> _TASK INPUTS_
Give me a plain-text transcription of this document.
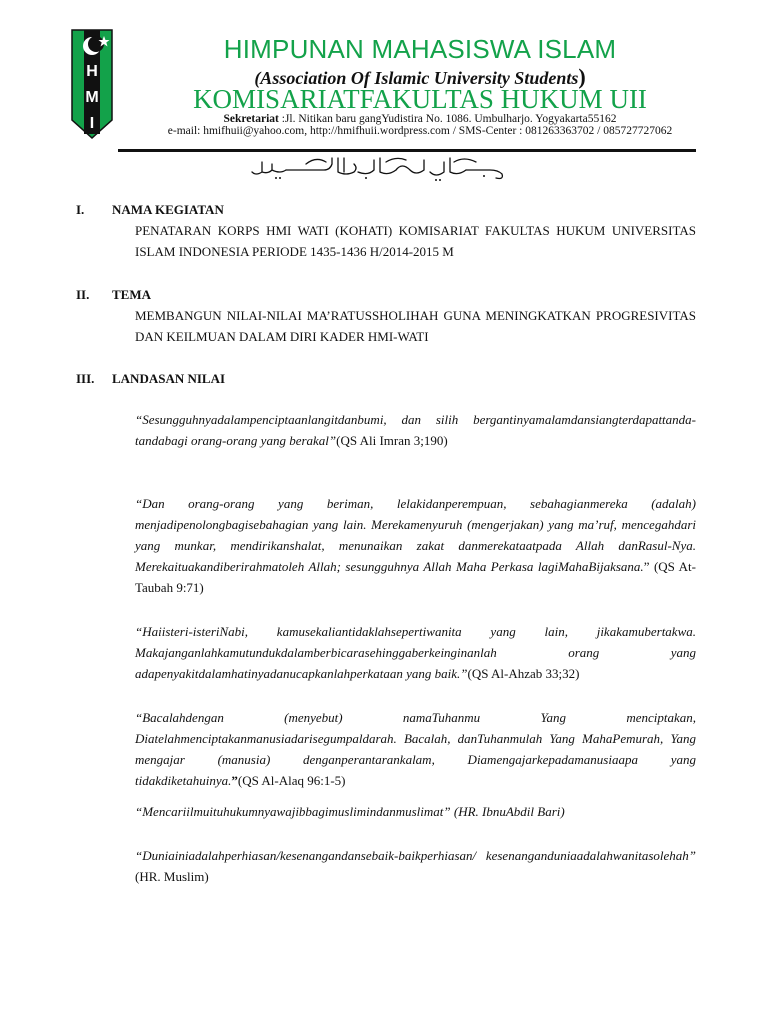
H
M
I
HIMPUNAN MAHASISWA ISLAM
(Association Of Islamic University Students)
KOMISARIATFAKULTAS HUKUM UII
Sekretariat :Jl. Nitikan baru gangYudistira No. 1086. Umbulharjo. Yogyakarta55162
e-mail: hmifhuii@yahoo.com, http://hmifhuii.wordpress.com / SMS-Center : 081263363702 / 085727727062
I. NAMA KEGIATAN
PENATARAN KORPS HMI WATI (KOHATI) KOMISARIAT FAKULTAS HUKUM UNIVERSITAS ISLAM INDONESIA PERIODE 1435-1436 H/2014-2015 M
II. TEMA
MEMBANGUN NILAI-NILAI MA’RATUSSHOLIHAH GUNA MENINGKATKAN PROGRESIVITAS DAN KEILMUAN DALAM DIRI KADER HMI-WATI
III. LANDASAN NILAI
“Sesungguhnyadalampenciptaanlangitdanbumi, dan silih bergantinyamalamdansiangterdapattanda-tandabagi orang-orang yang berakal”(QS Ali Imran 3;190)
“Dan orang-orang yang beriman, lelakidanperempuan, sebahagianmereka (adalah) menjadipenolongbagisebahagian yang lain. Merekamenyuruh (mengerjakan) yang ma’ruf, mencegahdari yang munkar, mendirikanshalat, menunaikan zakat danmerekataatpada Allah danRasul-Nya. Merekaituakandiberirahmatoleh Allah; sesungguhnya Allah Maha Perkasa lagiMahaBijaksana.” (QS At-Taubah 9:71)
“Haiisteri-isteriNabi, kamusekaliantidaklahsepertiwanita yang lain, jikakamubertakwa. Makajanganlahkamutundukdalamberbicarasehinggaberkeinginanlah orang yang adapenyakitdalamhatinyadanucapkanlahperkataan yang baik.”(QS Al-Ahzab 33;32)
“Bacalahdengan (menyebut) namaTuhanmu Yang menciptakan, Diatelahmenciptakanmanusiadarisegumpaldarah. Bacalah, danTuhanmulah Yang MahaPemurah, Yang mengajar (manusia) denganperantarankalam, Diamengajarkepadamanusiaapa yang tidakdiketahuinya.”(QS Al-Alaq 96:1-5)
“Mencariilmuituhukumnyawajibbagimuslimindanmuslimat” (HR. IbnuAbdil Bari)
“Duniainiadalahperhiasan/kesenangandansebaik-baikperhiasan/ kesenanganduniaadalahwanitasolehah” (HR. Muslim)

> _EXERCISE REQUIREMENTS_
Retype each line of the listing above word for word. Exclude the pictures.

> _SOLUTION TO THE PROBLEM_
Give me a plain-text transcription of this document.
H
M
I
HIMPUNAN MAHASISWA ISLAM
(Association Of Islamic University Students)
KOMISARIATFAKULTAS HUKUM UII
Sekretariat :Jl. Nitikan baru gangYudistira No. 1086. Umbulharjo. Yogyakarta55162
e-mail: hmifhuii@yahoo.com, http://hmifhuii.wordpress.com / SMS-Center : 081263363702 / 085727727062
I. NAMA KEGIATAN
PENATARAN KORPS HMI WATI (KOHATI) KOMISARIAT FAKULTAS HUKUM UNIVERSITAS ISLAM INDONESIA PERIODE 1435-1436 H/2014-2015 M
II. TEMA
MEMBANGUN NILAI-NILAI MA’RATUSSHOLIHAH GUNA MENINGKATKAN PROGRESIVITAS DAN KEILMUAN DALAM DIRI KADER HMI-WATI
III. LANDASAN NILAI
“Sesungguhnyadalampenciptaanlangitdanbumi, dan silih bergantinyamalamdansiangterdapattanda-tandabagi orang-orang yang berakal”(QS Ali Imran 3;190)
“Dan orang-orang yang beriman, lelakidanperempuan, sebahagianmereka (adalah) menjadipenolongbagisebahagian yang lain. Merekamenyuruh (mengerjakan) yang ma’ruf, mencegahdari yang munkar, mendirikanshalat, menunaikan zakat danmerekataatpada Allah danRasul-Nya. Merekaituakandiberirahmatoleh Allah; sesungguhnya Allah Maha Perkasa lagiMahaBijaksana.” (QS At-Taubah 9:71)
“Haiisteri-isteriNabi, kamusekaliantidaklahsepertiwanita yang lain, jikakamubertakwa. Makajanganlahkamutundukdalamberbicarasehinggaberkeinginanlah orang yang adapenyakitdalamhatinyadanucapkanlahperkataan yang baik.”(QS Al-Ahzab 33;32)
“Bacalahdengan (menyebut) namaTuhanmu Yang menciptakan, Diatelahmenciptakanmanusiadarisegumpaldarah. Bacalah, danTuhanmulah Yang MahaPemurah, Yang mengajar (manusia) denganperantarankalam, Diamengajarkepadamanusiaapa yang tidakdiketahuinya.”(QS Al-Alaq 96:1-5)
“Mencariilmuituhukumnyawajibbagimuslimindanmuslimat” (HR. IbnuAbdil Bari)
“Duniainiadalahperhiasan/kesenangandansebaik-baikperhiasan/ kesenanganduniaadalahwanitasolehah” (HR. Muslim)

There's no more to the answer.